- Stored rows -
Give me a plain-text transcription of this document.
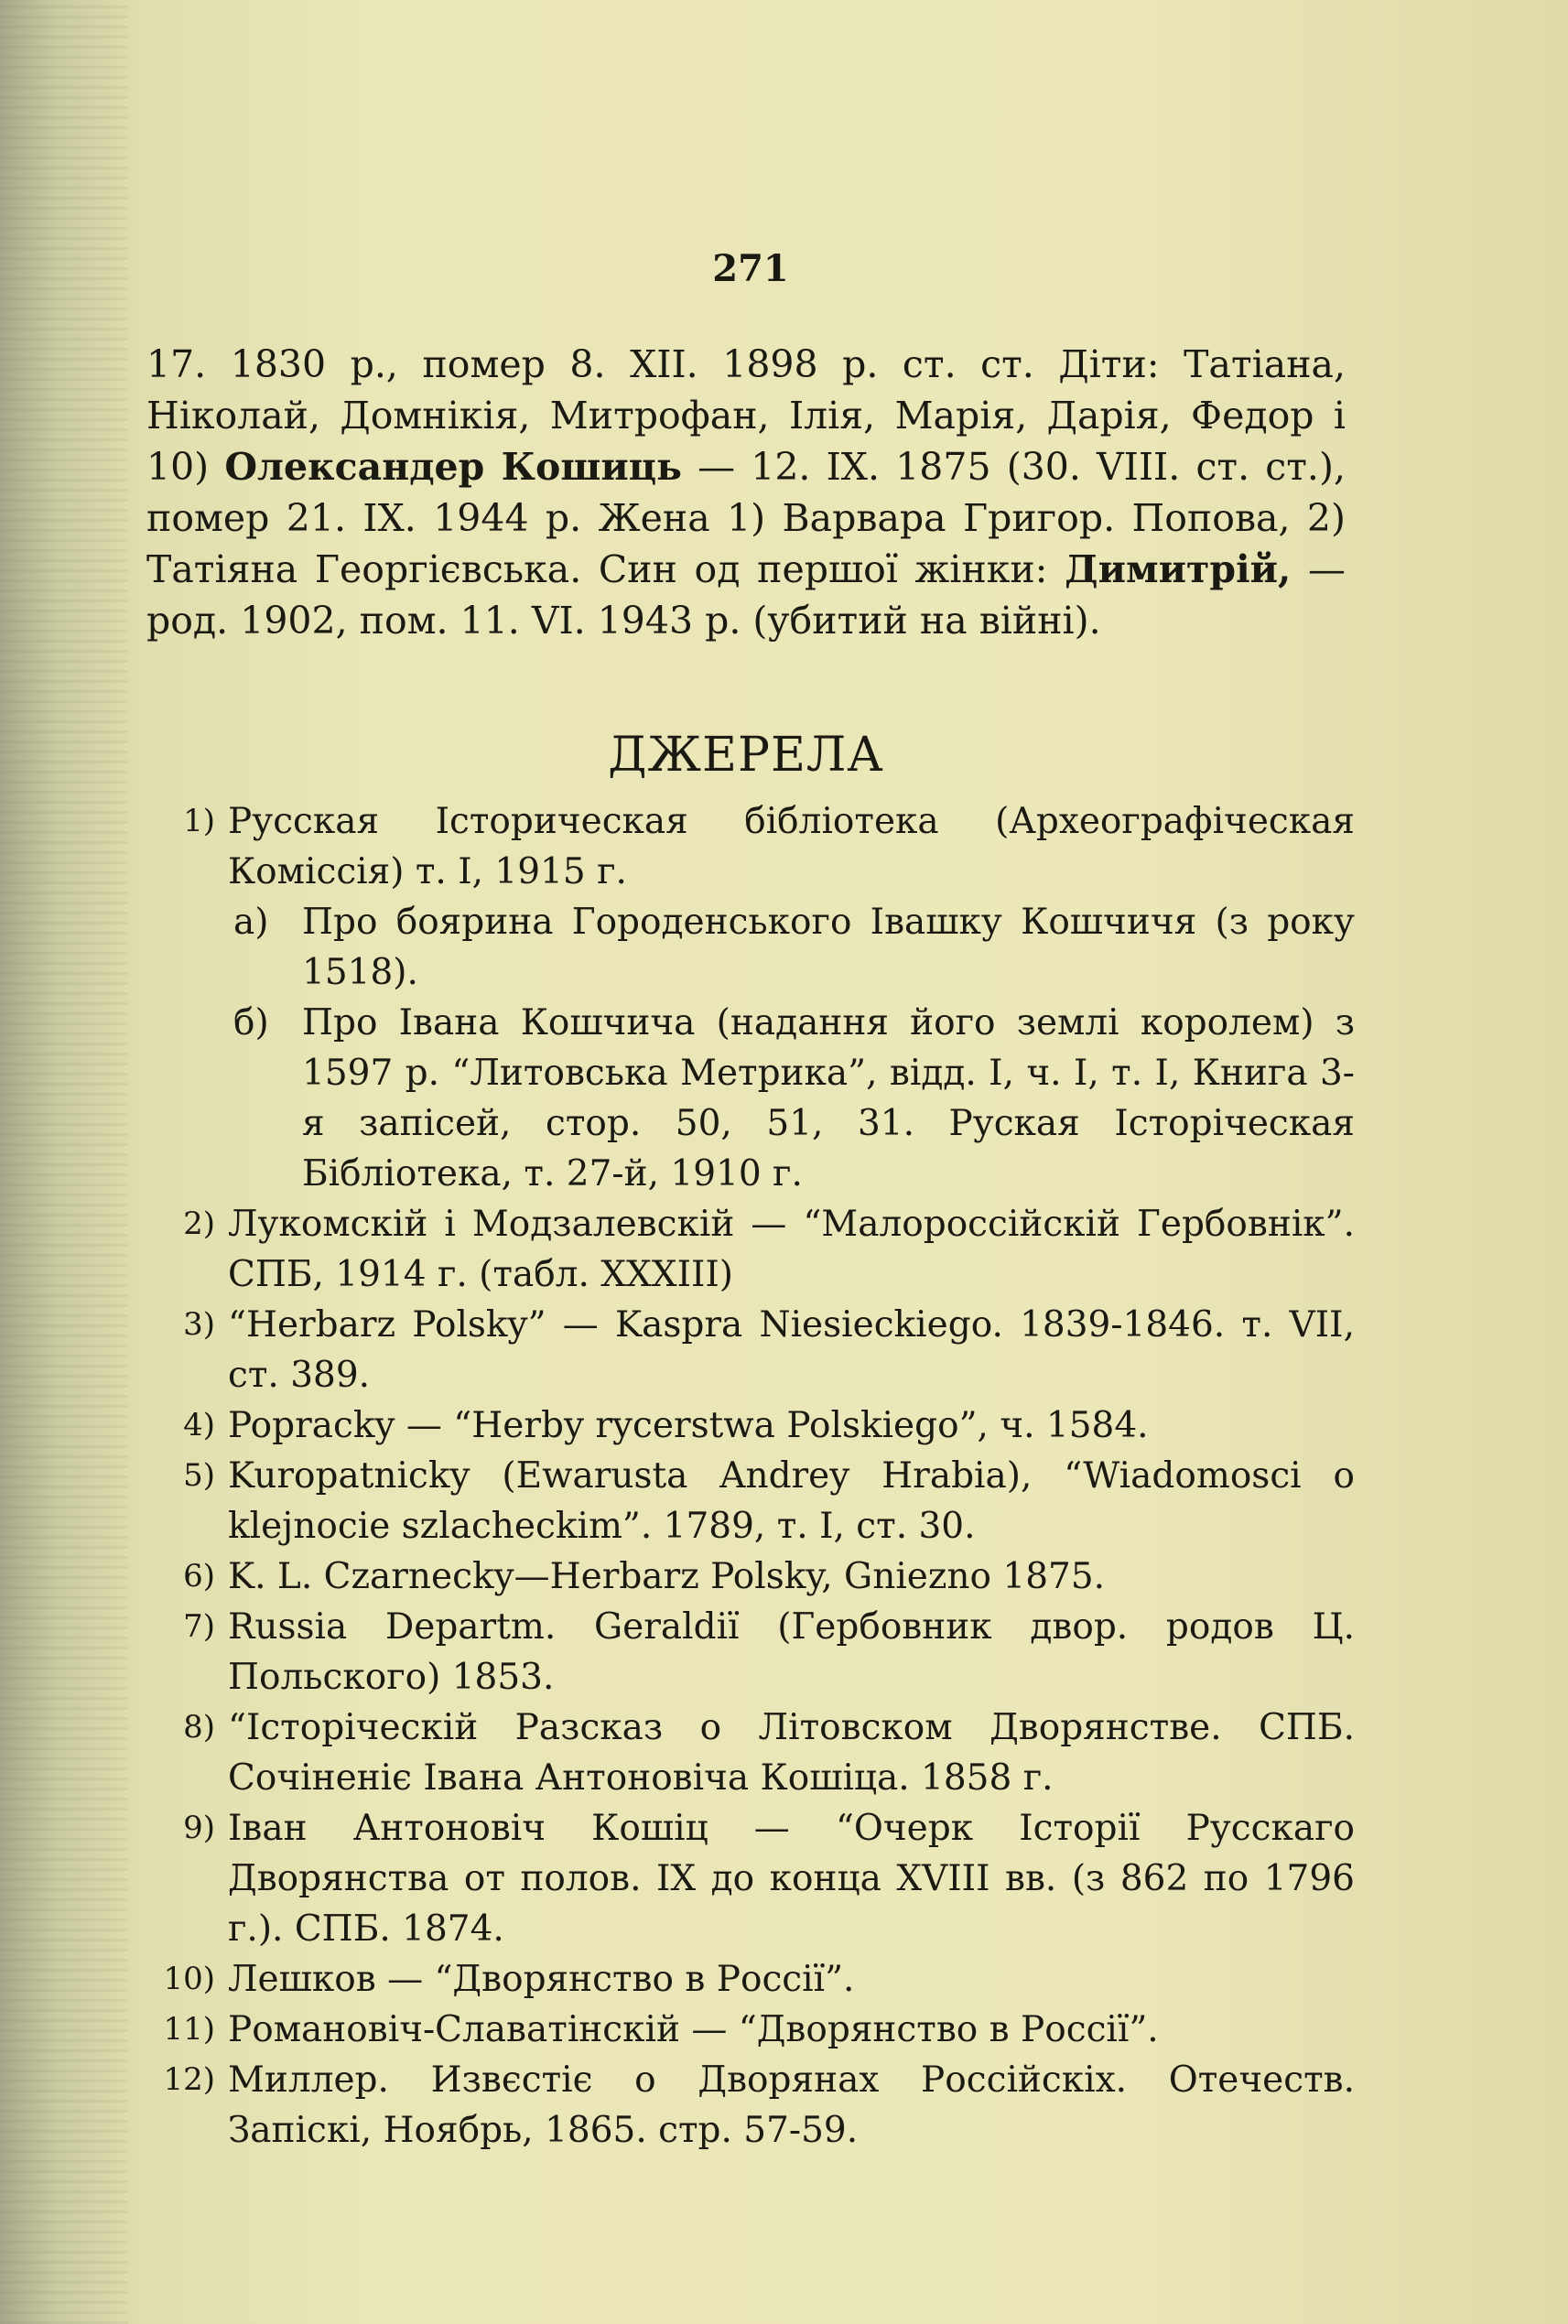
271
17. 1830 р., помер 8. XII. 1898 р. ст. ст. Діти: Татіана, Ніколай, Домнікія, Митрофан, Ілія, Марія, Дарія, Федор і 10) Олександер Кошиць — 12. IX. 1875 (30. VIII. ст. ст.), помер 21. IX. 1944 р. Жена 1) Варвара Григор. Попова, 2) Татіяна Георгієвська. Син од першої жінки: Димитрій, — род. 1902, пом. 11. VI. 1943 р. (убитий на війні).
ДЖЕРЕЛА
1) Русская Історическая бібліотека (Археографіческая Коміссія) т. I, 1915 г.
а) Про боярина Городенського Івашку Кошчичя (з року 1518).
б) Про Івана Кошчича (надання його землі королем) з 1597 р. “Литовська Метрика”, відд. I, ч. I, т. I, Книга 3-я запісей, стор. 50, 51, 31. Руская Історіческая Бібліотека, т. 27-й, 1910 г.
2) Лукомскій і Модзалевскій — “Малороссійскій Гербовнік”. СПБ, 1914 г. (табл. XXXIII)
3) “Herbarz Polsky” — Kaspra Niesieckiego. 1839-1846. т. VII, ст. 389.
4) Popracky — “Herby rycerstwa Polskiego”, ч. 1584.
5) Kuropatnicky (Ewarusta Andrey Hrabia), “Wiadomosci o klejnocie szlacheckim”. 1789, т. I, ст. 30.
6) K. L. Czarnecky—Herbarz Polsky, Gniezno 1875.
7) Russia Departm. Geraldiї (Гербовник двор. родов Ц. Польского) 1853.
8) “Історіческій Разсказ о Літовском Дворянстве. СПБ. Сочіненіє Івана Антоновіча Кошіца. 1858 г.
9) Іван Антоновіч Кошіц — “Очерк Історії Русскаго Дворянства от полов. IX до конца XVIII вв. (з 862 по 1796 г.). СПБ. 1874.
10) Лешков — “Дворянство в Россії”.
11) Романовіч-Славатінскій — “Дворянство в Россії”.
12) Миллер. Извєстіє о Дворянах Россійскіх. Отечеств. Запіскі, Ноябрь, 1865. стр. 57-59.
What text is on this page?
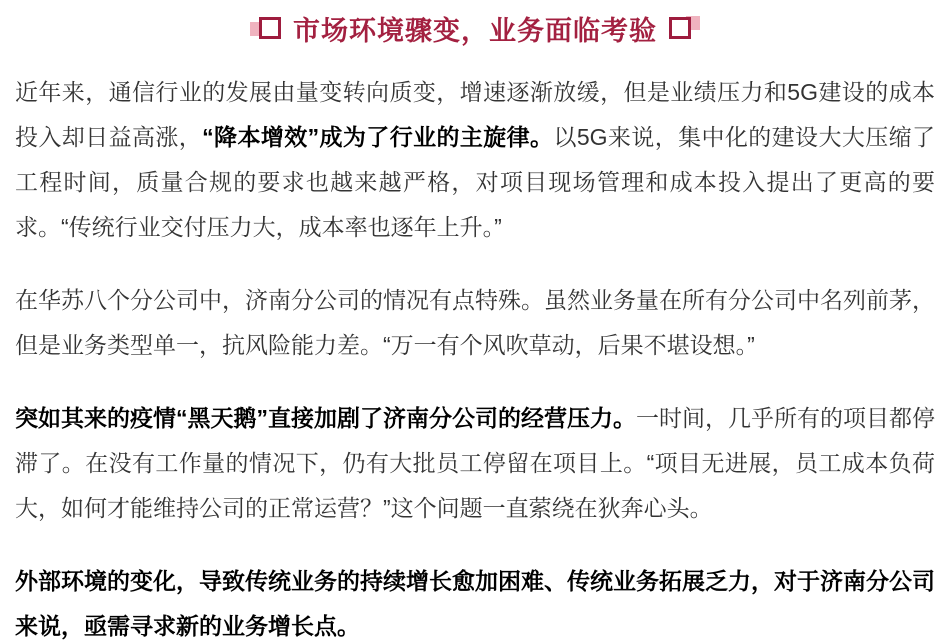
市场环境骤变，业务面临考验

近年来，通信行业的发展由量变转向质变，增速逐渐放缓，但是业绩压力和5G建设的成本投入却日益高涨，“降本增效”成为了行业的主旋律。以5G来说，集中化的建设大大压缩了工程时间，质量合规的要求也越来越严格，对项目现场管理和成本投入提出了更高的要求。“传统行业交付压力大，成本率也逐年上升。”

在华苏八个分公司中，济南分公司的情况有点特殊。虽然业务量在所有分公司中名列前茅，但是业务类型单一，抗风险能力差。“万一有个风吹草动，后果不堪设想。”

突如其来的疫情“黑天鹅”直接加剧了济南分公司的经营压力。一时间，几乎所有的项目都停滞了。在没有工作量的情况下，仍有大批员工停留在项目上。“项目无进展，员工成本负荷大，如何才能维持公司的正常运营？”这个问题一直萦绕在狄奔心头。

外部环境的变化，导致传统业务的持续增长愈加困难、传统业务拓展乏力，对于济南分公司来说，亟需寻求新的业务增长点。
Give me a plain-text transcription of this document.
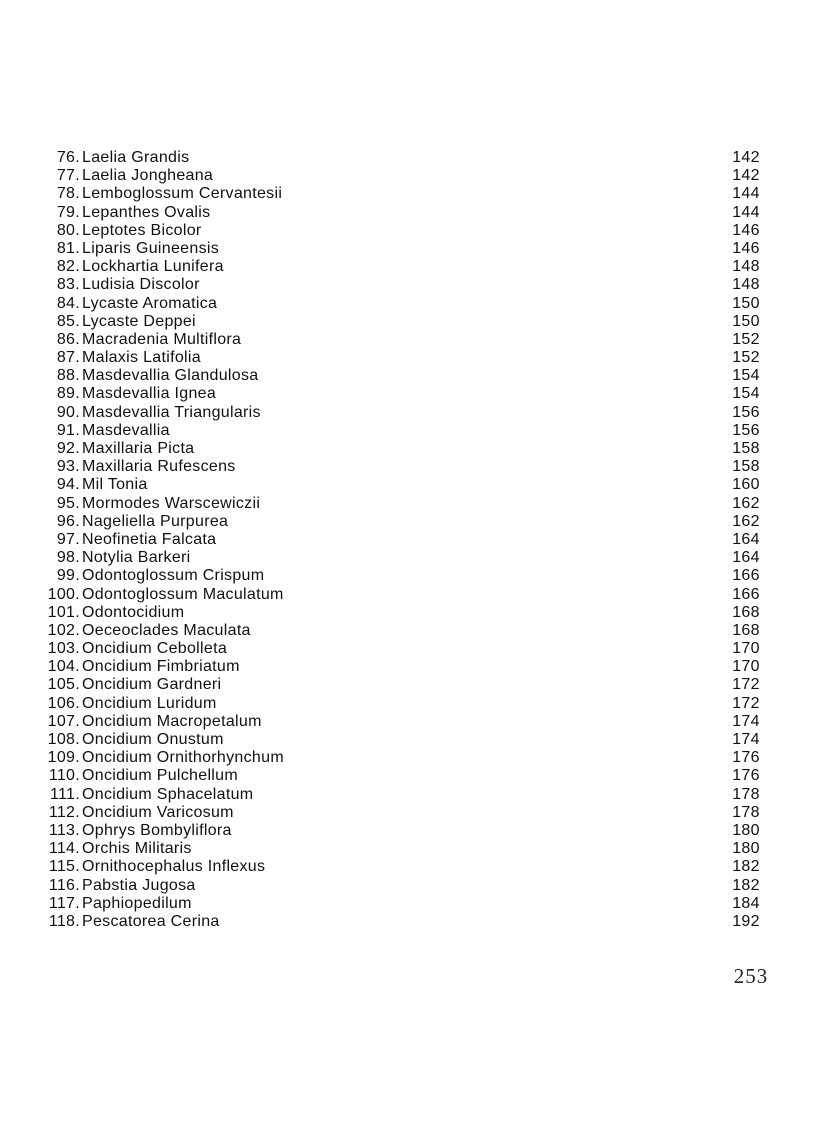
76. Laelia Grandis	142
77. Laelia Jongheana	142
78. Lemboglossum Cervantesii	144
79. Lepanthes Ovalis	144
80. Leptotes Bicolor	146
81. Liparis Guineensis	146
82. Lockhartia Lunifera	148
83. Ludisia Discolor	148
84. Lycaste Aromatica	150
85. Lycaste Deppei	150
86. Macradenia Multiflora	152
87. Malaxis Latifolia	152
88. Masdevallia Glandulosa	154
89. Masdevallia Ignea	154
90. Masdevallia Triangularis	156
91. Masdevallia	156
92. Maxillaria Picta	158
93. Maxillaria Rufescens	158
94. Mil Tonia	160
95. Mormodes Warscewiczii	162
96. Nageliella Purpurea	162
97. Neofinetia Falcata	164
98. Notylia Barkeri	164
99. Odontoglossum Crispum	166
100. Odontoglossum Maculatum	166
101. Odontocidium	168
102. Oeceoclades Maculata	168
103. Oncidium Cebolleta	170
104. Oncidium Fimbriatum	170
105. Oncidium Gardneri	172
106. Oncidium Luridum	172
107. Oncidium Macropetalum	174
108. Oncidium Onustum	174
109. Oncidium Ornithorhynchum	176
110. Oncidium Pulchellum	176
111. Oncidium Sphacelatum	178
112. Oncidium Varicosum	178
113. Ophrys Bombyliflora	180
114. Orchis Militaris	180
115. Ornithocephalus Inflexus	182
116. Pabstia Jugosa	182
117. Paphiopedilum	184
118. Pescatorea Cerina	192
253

- Directive -
Return all of the entries exactly as written, but drop any pictures they hold.

- Exercise result -
Give me a plain-text transcription of this document.
271
17. 1830 р., помер 8. XII. 1898 р. ст. ст. Діти: Татіана, Ніколай, Домнікія, Митрофан, Ілія, Марія, Дарія, Федор і 10) Олександер Кошиць — 12. IX. 1875 (30. VIII. ст. ст.), помер 21. IX. 1944 р. Жена 1) Варвара Григор. Попова, 2) Татіяна Георгієвська. Син од першої жінки: Димитрій, — род. 1902, пом. 11. VI. 1943 р. (убитий на війні).
ДЖЕРЕЛА
1) Русская Історическая бібліотека (Археографіческая Коміссія) т. I, 1915 г.
а) Про боярина Городенського Івашку Кошчичя (з року 1518).
б) Про Івана Кошчича (надання його землі королем) з 1597 р. “Литовська Метрика”, відд. I, ч. I, т. I, Книга 3-я запісей, стор. 50, 51, 31. Руская Історіческая Бібліотека, т. 27-й, 1910 г.
2) Лукомскій і Модзалевскій — “Малороссійскій Гербовнік”. СПБ, 1914 г. (табл. XXXIII)
3) “Herbarz Polsky” — Kaspra Niesieckiego. 1839-1846. т. VII, ст. 389.
4) Popracky — “Herby rycerstwa Polskiego”, ч. 1584.
5) Kuropatnicky (Ewarusta Andrey Hrabia), “Wiadomosci o klejnocie szlacheckim”. 1789, т. I, ст. 30.
6) K. L. Czarnecky—Herbarz Polsky, Gniezno 1875.
7) Russia Departm. Geraldiї (Гербовник двор. родов Ц. Польского) 1853.
8) “Історіческій Разсказ о Літовском Дворянстве. СПБ. Сочіненіє Івана Антоновіча Кошіца. 1858 г.
9) Іван Антоновіч Кошіц — “Очерк Історії Русскаго Дворянства от полов. IX до конца XVIII вв. (з 862 по 1796 г.). СПБ. 1874.
10) Лешков — “Дворянство в Россії”.
11) Романовіч-Славатінскій — “Дворянство в Россії”.
12) Миллер. Извєстіє о Дворянах Россійскіх. Отечеств. Запіскі, Ноябрь, 1865. стр. 57-59.
What text is on this page?
市场环境骤变，业务面临考验

近年来，通信行业的发展由量变转向质变，增速逐渐放缓，但是业绩压力和5G建设的成本投入却日益高涨，“降本增效”成为了行业的主旋律。以5G来说，集中化的建设大大压缩了工程时间，质量合规的要求也越来越严格，对项目现场管理和成本投入提出了更高的要求。“传统行业交付压力大，成本率也逐年上升。”

在华苏八个分公司中，济南分公司的情况有点特殊。虽然业务量在所有分公司中名列前茅，但是业务类型单一，抗风险能力差。“万一有个风吹草动，后果不堪设想。”

突如其来的疫情“黑天鹅”直接加剧了济南分公司的经营压力。一时间，几乎所有的项目都停滞了。在没有工作量的情况下，仍有大批员工停留在项目上。“项目无进展，员工成本负荷大，如何才能维持公司的正常运营？”这个问题一直萦绕在狄奔心头。

外部环境的变化，导致传统业务的持续增长愈加困难、传统业务拓展乏力，对于济南分公司来说，亟需寻求新的业务增长点。
Give me a plain-text transcription of this document.
76. Laelia Grandis	142
77. Laelia Jongheana	142
78. Lemboglossum Cervantesii	144
79. Lepanthes Ovalis	144
80. Leptotes Bicolor	146
81. Liparis Guineensis	146
82. Lockhartia Lunifera	148
83. Ludisia Discolor	148
84. Lycaste Aromatica	150
85. Lycaste Deppei	150
86. Macradenia Multiflora	152
87. Malaxis Latifolia	152
88. Masdevallia Glandulosa	154
89. Masdevallia Ignea	154
90. Masdevallia Triangularis	156
91. Masdevallia	156
92. Maxillaria Picta	158
93. Maxillaria Rufescens	158
94. Mil Tonia	160
95. Mormodes Warscewiczii	162
96. Nageliella Purpurea	162
97. Neofinetia Falcata	164
98. Notylia Barkeri	164
99. Odontoglossum Crispum	166
100. Odontoglossum Maculatum	166
101. Odontocidium	168
102. Oeceoclades Maculata	168
103. Oncidium Cebolleta	170
104. Oncidium Fimbriatum	170
105. Oncidium Gardneri	172
106. Oncidium Luridum	172
107. Oncidium Macropetalum	174
108. Oncidium Onustum	174
109. Oncidium Ornithorhynchum	176
110. Oncidium Pulchellum	176
111. Oncidium Sphacelatum	178
112. Oncidium Varicosum	178
113. Ophrys Bombyliflora	180
114. Orchis Militaris	180
115. Ornithocephalus Inflexus	182
116. Pabstia Jugosa	182
117. Paphiopedilum	184
118. Pescatorea Cerina	192
253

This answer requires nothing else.